What to work on: Search the listing for the string "this" and copy every line that contains it.

(Data records)
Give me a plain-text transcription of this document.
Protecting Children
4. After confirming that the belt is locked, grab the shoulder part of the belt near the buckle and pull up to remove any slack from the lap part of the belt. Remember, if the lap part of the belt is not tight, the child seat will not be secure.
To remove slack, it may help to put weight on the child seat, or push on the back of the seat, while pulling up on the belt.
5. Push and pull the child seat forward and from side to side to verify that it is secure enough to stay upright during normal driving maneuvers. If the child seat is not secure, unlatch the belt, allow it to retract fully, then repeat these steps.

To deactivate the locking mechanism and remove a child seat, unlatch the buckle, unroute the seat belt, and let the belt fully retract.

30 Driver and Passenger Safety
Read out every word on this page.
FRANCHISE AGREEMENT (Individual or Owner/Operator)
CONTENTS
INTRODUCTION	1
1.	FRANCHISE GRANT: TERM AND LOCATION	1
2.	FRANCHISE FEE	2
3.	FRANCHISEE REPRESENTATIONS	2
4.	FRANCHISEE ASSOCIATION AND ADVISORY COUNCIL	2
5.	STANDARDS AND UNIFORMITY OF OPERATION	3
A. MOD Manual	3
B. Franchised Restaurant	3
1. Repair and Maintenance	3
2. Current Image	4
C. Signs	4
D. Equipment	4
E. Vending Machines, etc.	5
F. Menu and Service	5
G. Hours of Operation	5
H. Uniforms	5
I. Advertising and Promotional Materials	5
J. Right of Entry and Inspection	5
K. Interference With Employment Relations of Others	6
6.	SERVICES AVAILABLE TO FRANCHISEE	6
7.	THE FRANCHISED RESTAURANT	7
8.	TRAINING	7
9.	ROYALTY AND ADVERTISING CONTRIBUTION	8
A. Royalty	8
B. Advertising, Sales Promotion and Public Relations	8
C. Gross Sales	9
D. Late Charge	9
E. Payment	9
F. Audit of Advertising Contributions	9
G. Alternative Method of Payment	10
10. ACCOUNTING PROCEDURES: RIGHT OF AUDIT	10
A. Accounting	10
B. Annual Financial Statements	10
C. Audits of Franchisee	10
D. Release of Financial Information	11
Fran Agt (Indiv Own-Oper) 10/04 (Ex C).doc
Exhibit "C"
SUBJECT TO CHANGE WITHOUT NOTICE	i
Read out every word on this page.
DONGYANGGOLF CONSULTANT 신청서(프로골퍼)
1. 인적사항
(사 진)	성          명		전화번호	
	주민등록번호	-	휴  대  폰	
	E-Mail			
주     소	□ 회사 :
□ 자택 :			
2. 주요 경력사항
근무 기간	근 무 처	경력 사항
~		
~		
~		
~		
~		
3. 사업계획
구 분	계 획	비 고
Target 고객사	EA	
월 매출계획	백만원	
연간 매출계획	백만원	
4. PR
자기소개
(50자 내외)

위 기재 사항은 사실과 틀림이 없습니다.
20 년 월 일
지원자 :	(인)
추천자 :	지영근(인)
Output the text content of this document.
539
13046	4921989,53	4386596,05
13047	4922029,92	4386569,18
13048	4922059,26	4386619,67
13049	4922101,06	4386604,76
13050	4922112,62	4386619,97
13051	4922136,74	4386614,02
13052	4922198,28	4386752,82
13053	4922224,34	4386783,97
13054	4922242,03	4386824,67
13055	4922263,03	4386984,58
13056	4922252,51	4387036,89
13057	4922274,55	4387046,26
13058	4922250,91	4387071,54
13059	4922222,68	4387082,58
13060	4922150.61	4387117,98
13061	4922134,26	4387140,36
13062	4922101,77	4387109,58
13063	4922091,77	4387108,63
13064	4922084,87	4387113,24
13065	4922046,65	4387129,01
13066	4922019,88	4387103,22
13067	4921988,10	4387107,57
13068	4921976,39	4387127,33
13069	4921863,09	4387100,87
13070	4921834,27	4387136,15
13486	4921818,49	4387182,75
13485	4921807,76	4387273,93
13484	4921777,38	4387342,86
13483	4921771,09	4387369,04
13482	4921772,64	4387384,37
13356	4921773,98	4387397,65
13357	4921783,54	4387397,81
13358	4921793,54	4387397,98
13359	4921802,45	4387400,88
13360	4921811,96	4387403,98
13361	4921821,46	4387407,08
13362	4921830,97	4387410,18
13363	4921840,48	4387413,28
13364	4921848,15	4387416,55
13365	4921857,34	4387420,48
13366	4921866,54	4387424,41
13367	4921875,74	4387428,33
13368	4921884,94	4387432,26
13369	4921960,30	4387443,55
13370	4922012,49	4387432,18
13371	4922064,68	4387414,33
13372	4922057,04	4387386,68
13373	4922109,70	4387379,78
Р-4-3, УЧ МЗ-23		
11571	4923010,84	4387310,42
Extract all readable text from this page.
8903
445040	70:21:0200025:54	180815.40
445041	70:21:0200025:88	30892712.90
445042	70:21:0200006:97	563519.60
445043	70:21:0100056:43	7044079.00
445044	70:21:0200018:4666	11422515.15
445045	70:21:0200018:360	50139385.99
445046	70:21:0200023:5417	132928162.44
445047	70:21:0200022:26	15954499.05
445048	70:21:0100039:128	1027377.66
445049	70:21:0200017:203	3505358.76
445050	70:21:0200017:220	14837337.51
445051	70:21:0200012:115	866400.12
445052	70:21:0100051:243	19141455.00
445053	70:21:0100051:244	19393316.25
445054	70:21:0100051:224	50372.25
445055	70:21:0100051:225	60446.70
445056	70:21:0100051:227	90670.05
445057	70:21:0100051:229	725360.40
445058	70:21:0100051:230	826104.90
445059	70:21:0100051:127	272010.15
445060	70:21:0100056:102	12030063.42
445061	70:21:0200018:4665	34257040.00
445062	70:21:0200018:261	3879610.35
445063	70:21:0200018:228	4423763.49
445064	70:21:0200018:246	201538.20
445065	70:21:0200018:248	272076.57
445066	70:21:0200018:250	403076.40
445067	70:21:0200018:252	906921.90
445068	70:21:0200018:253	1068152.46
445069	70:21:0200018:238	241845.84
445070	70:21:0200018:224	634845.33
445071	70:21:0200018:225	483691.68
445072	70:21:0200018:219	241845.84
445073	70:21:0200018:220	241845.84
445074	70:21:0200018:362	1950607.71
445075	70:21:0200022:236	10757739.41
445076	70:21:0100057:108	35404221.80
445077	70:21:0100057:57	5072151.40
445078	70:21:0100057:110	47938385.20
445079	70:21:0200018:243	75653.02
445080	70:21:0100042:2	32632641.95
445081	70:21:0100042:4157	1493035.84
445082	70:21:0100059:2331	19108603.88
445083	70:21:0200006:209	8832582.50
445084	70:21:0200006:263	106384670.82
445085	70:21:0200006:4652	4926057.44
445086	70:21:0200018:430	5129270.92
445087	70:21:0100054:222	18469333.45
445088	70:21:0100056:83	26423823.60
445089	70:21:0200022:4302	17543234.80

Output below:
Give me a plain-text transcription of this document.
Read out every word on this page.
Read out every word on this page.
Output the text content of this document.
Extract all readable text from this page.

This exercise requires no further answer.